Task goal
Write out every entry exactly as it stands.
-------
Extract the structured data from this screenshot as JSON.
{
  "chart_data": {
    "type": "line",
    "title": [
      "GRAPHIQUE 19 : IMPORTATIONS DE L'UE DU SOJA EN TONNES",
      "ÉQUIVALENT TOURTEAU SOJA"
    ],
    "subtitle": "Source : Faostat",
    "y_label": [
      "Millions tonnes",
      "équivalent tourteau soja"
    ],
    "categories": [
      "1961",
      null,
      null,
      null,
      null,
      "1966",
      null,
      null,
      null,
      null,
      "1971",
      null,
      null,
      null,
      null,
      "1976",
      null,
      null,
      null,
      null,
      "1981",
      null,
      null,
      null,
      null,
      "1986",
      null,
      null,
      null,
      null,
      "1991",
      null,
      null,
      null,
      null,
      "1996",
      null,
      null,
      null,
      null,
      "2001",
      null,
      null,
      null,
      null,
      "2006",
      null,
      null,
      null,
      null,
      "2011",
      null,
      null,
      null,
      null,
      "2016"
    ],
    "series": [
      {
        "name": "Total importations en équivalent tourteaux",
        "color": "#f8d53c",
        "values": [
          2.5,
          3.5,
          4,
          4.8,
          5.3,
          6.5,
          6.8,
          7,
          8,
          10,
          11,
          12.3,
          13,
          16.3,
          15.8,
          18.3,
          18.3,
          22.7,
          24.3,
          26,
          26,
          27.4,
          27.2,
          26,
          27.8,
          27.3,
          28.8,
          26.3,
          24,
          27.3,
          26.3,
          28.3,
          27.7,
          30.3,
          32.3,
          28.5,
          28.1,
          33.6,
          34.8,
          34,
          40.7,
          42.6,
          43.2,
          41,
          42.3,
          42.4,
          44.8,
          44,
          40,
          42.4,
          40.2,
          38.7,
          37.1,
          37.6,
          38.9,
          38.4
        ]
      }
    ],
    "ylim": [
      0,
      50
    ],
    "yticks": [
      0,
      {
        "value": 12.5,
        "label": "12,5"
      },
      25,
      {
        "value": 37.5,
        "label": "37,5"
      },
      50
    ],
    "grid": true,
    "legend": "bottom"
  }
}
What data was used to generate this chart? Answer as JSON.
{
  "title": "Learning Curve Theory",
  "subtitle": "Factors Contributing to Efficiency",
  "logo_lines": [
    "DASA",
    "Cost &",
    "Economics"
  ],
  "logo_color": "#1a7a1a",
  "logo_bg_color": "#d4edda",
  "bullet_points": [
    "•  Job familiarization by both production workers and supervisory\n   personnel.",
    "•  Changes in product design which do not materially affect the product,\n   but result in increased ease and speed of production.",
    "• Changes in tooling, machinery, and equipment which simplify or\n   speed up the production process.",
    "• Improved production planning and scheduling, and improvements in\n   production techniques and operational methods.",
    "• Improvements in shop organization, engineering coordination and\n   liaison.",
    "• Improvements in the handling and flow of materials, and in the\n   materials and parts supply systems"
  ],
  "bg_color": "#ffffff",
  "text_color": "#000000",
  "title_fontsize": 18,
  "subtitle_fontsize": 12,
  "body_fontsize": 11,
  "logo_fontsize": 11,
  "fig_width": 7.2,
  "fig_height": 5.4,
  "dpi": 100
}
-------
Written response
Extract the structured data from this screenshot as JSON.
{
  "chart_data": {
    "type": "line",
    "title": [
      "GRAPHIQUE 19 : IMPORTATIONS DE L'UE DU SOJA EN TONNES",
      "ÉQUIVALENT TOURTEAU SOJA"
    ],
    "subtitle": "Source : Faostat",
    "y_label": [
      "Millions tonnes",
      "équivalent tourteau soja"
    ],
    "categories": [
      "1961",
      null,
      null,
      null,
      null,
      "1966",
      null,
      null,
      null,
      null,
      "1971",
      null,
      null,
      null,
      null,
      "1976",
      null,
      null,
      null,
      null,
      "1981",
      null,
      null,
      null,
      null,
      "1986",
      null,
      null,
      null,
      null,
      "1991",
      null,
      null,
      null,
      null,
      "1996",
      null,
      null,
      null,
      null,
      "2001",
      null,
      null,
      null,
      null,
      "2006",
      null,
      null,
      null,
      null,
      "2011",
      null,
      null,
      null,
      null,
      "2016"
    ],
    "series": [
      {
        "name": "Total importations en équivalent tourteaux",
        "color": "#f8d53c",
        "values": [
          2.5,
          3.5,
          4,
          4.8,
          5.3,
          6.5,
          6.8,
          7,
          8,
          10,
          11,
          12.3,
          13,
          16.3,
          15.8,
          18.3,
          18.3,
          22.7,
          24.3,
          26,
          26,
          27.4,
          27.2,
          26,
          27.8,
          27.3,
          28.8,
          26.3,
          24,
          27.3,
          26.3,
          28.3,
          27.7,
          30.3,
          32.3,
          28.5,
          28.1,
          33.6,
          34.8,
          34,
          40.7,
          42.6,
          43.2,
          41,
          42.3,
          42.4,
          44.8,
          44,
          40,
          42.4,
          40.2,
          38.7,
          37.1,
          37.6,
          38.9,
          38.4
        ]
      }
    ],
    "ylim": [
      0,
      50
    ],
    "yticks": [
      0,
      {
        "value": 12.5,
        "label": "12,5"
      },
      25,
      {
        "value": 37.5,
        "label": "37,5"
      },
      50
    ],
    "grid": true,
    "legend": "bottom"
  }
}
What data was used to generate this chart? Answer as JSON.
{
  "title": "Learning Curve Theory",
  "subtitle": "Factors Contributing to Efficiency",
  "logo_lines": [
    "DASA",
    "Cost &",
    "Economics"
  ],
  "logo_color": "#1a7a1a",
  "logo_bg_color": "#d4edda",
  "bullet_points": [
    "•  Job familiarization by both production workers and supervisory\n   personnel.",
    "•  Changes in product design which do not materially affect the product,\n   but result in increased ease and speed of production.",
    "• Changes in tooling, machinery, and equipment which simplify or\n   speed up the production process.",
    "• Improved production planning and scheduling, and improvements in\n   production techniques and operational methods.",
    "• Improvements in shop organization, engineering coordination and\n   liaison.",
    "• Improvements in the handling and flow of materials, and in the\n   materials and parts supply systems"
  ],
  "bg_color": "#ffffff",
  "text_color": "#000000",
  "title_fontsize": 18,
  "subtitle_fontsize": 12,
  "body_fontsize": 11,
  "logo_fontsize": 11,
  "fig_width": 7.2,
  "fig_height": 5.4,
  "dpi": 100
}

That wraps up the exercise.